## Given task
Give back each entry unchanged, minus pictures.

## Input material
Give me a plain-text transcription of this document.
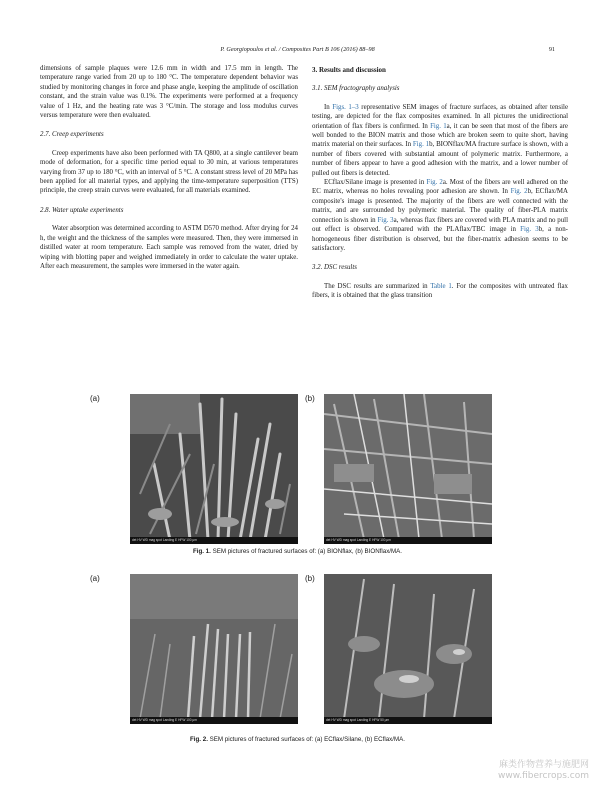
P. Georgiopoulos et al. / Composites Part B 106 (2016) 88–98	91

dimensions of sample plaques were 12.6 mm in width and 17.5 mm in length. The temperature range varied from 20 up to 180 °C. The temperature dependent behavior was studied by monitoring changes in force and phase angle, keeping the amplitude of oscillation constant, and the strain value was 0.1%. The experiments were performed at a frequency value of 1 Hz, and the heating rate was 3 °C/min. The storage and loss modulus curves versus temperature were then evaluated.

2.7. Creep experiments

Creep experiments have also been performed with TA Q800, at a single cantilever beam mode of deformation, for a specific time period equal to 30 min, at various temperatures varying from 37 up to 180 °C, with an interval of 5 °C. A constant stress level of 20 MPa has been applied for all material types, and applying the time-temperature superposition (TTS) principle, the creep strain curves were evaluated, for all materials examined.

2.8. Water uptake experiments

Water absorption was determined according to ASTM D570 method. After drying for 24 h, the weight and the thickness of the samples were measured. Then, they were immersed in distilled water at room temperature. Each sample was removed from the water, dried by wiping with blotting paper and weighed immediately in order to calculate the water uptake. After each measurement, the samples were immersed in the water again.

3. Results and discussion
3.1. SEM fractography analysis

In Figs. 1–3 representative SEM images of fracture surfaces, as obtained after tensile testing, are depicted for the flax composites examined. In all pictures the unidirectional orientation of flax fibers is confirmed. In Fig. 1a, it can be seen that most of the fibers are well bonded to the BION matrix and those which are broken seem to quite short, having matrix material on their surfaces. In Fig. 1b, BIONflax/MA fracture surface is shown, with a number of fibers covered with substantial amount of polymeric matrix. Furthermore, a number of fibers appear to have a good adhesion with the matrix, and a lower number of pulled out fibers is detected.

ECflax/Silane image is presented in Fig. 2a. Most of the fibers are well adhered on the EC matrix, whereas no holes revealing poor adhesion are shown. In Fig. 2b, ECflax/MA composite's image is presented. The majority of the fibers are well connected with the matrix, and are surrounded by polymeric material. The quality of fiber-PLA matrix connection is shown in Fig. 3a, whereas flax fibers are covered with PLA matrix and no pull out effect is observed. Compared with the PLAflax/TBC image in Fig. 3b, a non-homogeneous fiber distribution is observed, but the fiber-matrix adhesion seems to be satisfactory.

3.2. DSC results

The DSC results are summarized in Table 1. For the composites with untreated flax fibers, it is obtained that the glass transition

(a)
det HV WD mag spot Landing E HFW 100 μm
(b)
det HV WD mag spot Landing E HFW 100 μm
Fig. 1. SEM pictures of fractured surfaces of: (a) BIONflax, (b) BIONflax/MA.
(a)
det HV WD mag spot Landing E HFW 100 μm
(b)
det HV WD mag spot Landing E HFW 50 μm
Fig. 2. SEM pictures of fractured surfaces of: (a) ECflax/Silane, (b) ECflax/MA.
麻类作物营养与施肥网
www.fibercrops.com
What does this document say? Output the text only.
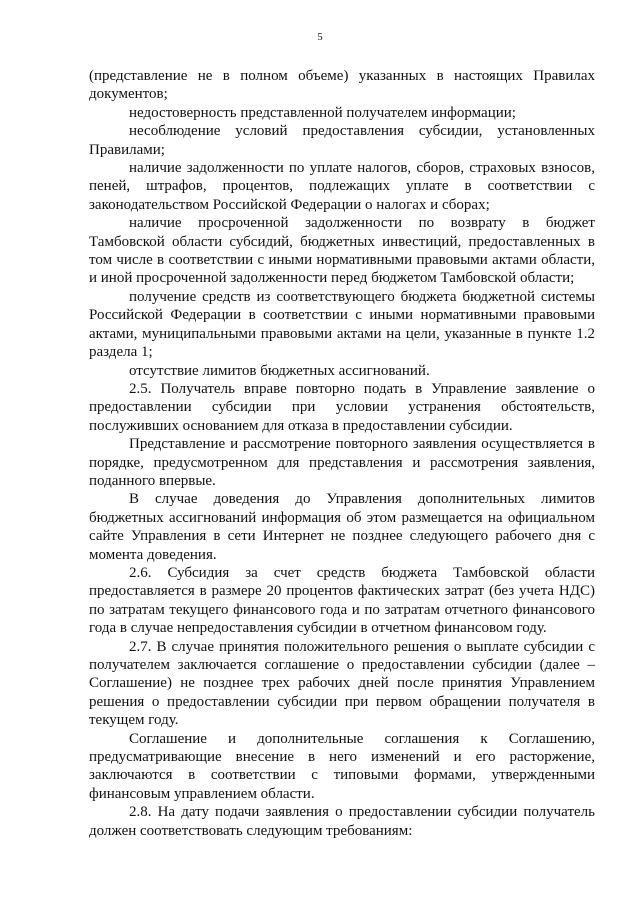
5

(представление не в полном объеме) указанных в настоящих Правилах документов;

недостоверность представленной получателем информации;

несоблюдение условий предоставления субсидии, установленных Правилами;

наличие задолженности по уплате налогов, сборов, страховых взносов, пеней, штрафов, процентов, подлежащих уплате в соответствии с законодательством Российской Федерации о налогах и сборах;

наличие просроченной задолженности по возврату в бюджет Тамбовской области субсидий, бюджетных инвестиций, предоставленных в том числе в соответствии с иными нормативными правовыми актами области, и иной просроченной задолженности перед бюджетом Тамбовской области;

получение средств из соответствующего бюджета бюджетной системы Российской Федерации в соответствии с иными нормативными правовыми актами, муниципальными правовыми актами на цели, указанные в пункте 1.2 раздела 1;

отсутствие лимитов бюджетных ассигнований.

2.5. Получатель вправе повторно подать в Управление заявление о предоставлении субсидии при условии устранения обстоятельств, послуживших основанием для отказа в предоставлении субсидии.

Представление и рассмотрение повторного заявления осуществляется в порядке, предусмотренном для представления и рассмотрения заявления, поданного впервые.

В случае доведения до Управления дополнительных лимитов бюджетных ассигнований информация об этом размещается на официальном сайте Управления в сети Интернет не позднее следующего рабочего дня с момента доведения.

2.6. Субсидия за счет средств бюджета Тамбовской области предоставляется в размере 20 процентов фактических затрат (без учета НДС) по затратам текущего финансового года и по затратам отчетного финансового года в случае непредоставления субсидии в отчетном финансовом году.

2.7. В случае принятия положительного решения о выплате субсидии с получателем заключается соглашение о предоставлении субсидии (далее – Соглашение) не позднее трех рабочих дней после принятия Управлением решения о предоставлении субсидии при первом обращении получателя в текущем году.

Соглашение и дополнительные соглашения к Соглашению, предусматривающие внесение в него изменений и его расторжение, заключаются в соответствии с типовыми формами, утвержденными финансовым управлением области.

2.8. На дату подачи заявления о предоставлении субсидии получатель должен соответствовать следующим требованиям:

## Solution below
Give me a plain-text transcription of this document.
P. Georgiopoulos et al. / Composites Part B 106 (2016) 88–98	91

dimensions of sample plaques were 12.6 mm in width and 17.5 mm in length. The temperature range varied from 20 up to 180 °C. The temperature dependent behavior was studied by monitoring changes in force and phase angle, keeping the amplitude of oscillation constant, and the strain value was 0.1%. The experiments were performed at a frequency value of 1 Hz, and the heating rate was 3 °C/min. The storage and loss modulus curves versus temperature were then evaluated.

2.7. Creep experiments

Creep experiments have also been performed with TA Q800, at a single cantilever beam mode of deformation, for a specific time period equal to 30 min, at various temperatures varying from 37 up to 180 °C, with an interval of 5 °C. A constant stress level of 20 MPa has been applied for all material types, and applying the time-temperature superposition (TTS) principle, the creep strain curves were evaluated, for all materials examined.

2.8. Water uptake experiments

Water absorption was determined according to ASTM D570 method. After drying for 24 h, the weight and the thickness of the samples were measured. Then, they were immersed in distilled water at room temperature. Each sample was removed from the water, dried by wiping with blotting paper and weighed immediately in order to calculate the water uptake. After each measurement, the samples were immersed in the water again.

3. Results and discussion
3.1. SEM fractography analysis

In Figs. 1–3 representative SEM images of fracture surfaces, as obtained after tensile testing, are depicted for the flax composites examined. In all pictures the unidirectional orientation of flax fibers is confirmed. In Fig. 1a, it can be seen that most of the fibers are well bonded to the BION matrix and those which are broken seem to quite short, having matrix material on their surfaces. In Fig. 1b, BIONflax/MA fracture surface is shown, with a number of fibers covered with substantial amount of polymeric matrix. Furthermore, a number of fibers appear to have a good adhesion with the matrix, and a lower number of pulled out fibers is detected.

ECflax/Silane image is presented in Fig. 2a. Most of the fibers are well adhered on the EC matrix, whereas no holes revealing poor adhesion are shown. In Fig. 2b, ECflax/MA composite's image is presented. The majority of the fibers are well connected with the matrix, and are surrounded by polymeric material. The quality of fiber-PLA matrix connection is shown in Fig. 3a, whereas flax fibers are covered with PLA matrix and no pull out effect is observed. Compared with the PLAflax/TBC image in Fig. 3b, a non-homogeneous fiber distribution is observed, but the fiber-matrix adhesion seems to be satisfactory.

3.2. DSC results

The DSC results are summarized in Table 1. For the composites with untreated flax fibers, it is obtained that the glass transition

(a)
det HV WD mag spot Landing E HFW 100 μm
(b)
det HV WD mag spot Landing E HFW 100 μm
Fig. 1. SEM pictures of fractured surfaces of: (a) BIONflax, (b) BIONflax/MA.
(a)
det HV WD mag spot Landing E HFW 100 μm
(b)
det HV WD mag spot Landing E HFW 50 μm
Fig. 2. SEM pictures of fractured surfaces of: (a) ECflax/Silane, (b) ECflax/MA.
麻类作物营养与施肥网
www.fibercrops.com
What does this document say? Output the text only.
5

(представление не в полном объеме) указанных в настоящих Правилах документов;

недостоверность представленной получателем информации;

несоблюдение условий предоставления субсидии, установленных Правилами;

наличие задолженности по уплате налогов, сборов, страховых взносов, пеней, штрафов, процентов, подлежащих уплате в соответствии с законодательством Российской Федерации о налогах и сборах;

наличие просроченной задолженности по возврату в бюджет Тамбовской области субсидий, бюджетных инвестиций, предоставленных в том числе в соответствии с иными нормативными правовыми актами области, и иной просроченной задолженности перед бюджетом Тамбовской области;

получение средств из соответствующего бюджета бюджетной системы Российской Федерации в соответствии с иными нормативными правовыми актами, муниципальными правовыми актами на цели, указанные в пункте 1.2 раздела 1;

отсутствие лимитов бюджетных ассигнований.

2.5. Получатель вправе повторно подать в Управление заявление о предоставлении субсидии при условии устранения обстоятельств, послуживших основанием для отказа в предоставлении субсидии.

Представление и рассмотрение повторного заявления осуществляется в порядке, предусмотренном для представления и рассмотрения заявления, поданного впервые.

В случае доведения до Управления дополнительных лимитов бюджетных ассигнований информация об этом размещается на официальном сайте Управления в сети Интернет не позднее следующего рабочего дня с момента доведения.

2.6. Субсидия за счет средств бюджета Тамбовской области предоставляется в размере 20 процентов фактических затрат (без учета НДС) по затратам текущего финансового года и по затратам отчетного финансового года в случае непредоставления субсидии в отчетном финансовом году.

2.7. В случае принятия положительного решения о выплате субсидии с получателем заключается соглашение о предоставлении субсидии (далее – Соглашение) не позднее трех рабочих дней после принятия Управлением решения о предоставлении субсидии при первом обращении получателя в текущем году.

Соглашение и дополнительные соглашения к Соглашению, предусматривающие внесение в него изменений и его расторжение, заключаются в соответствии с типовыми формами, утвержденными финансовым управлением области.

2.8. На дату подачи заявления о предоставлении субсидии получатель должен соответствовать следующим требованиям:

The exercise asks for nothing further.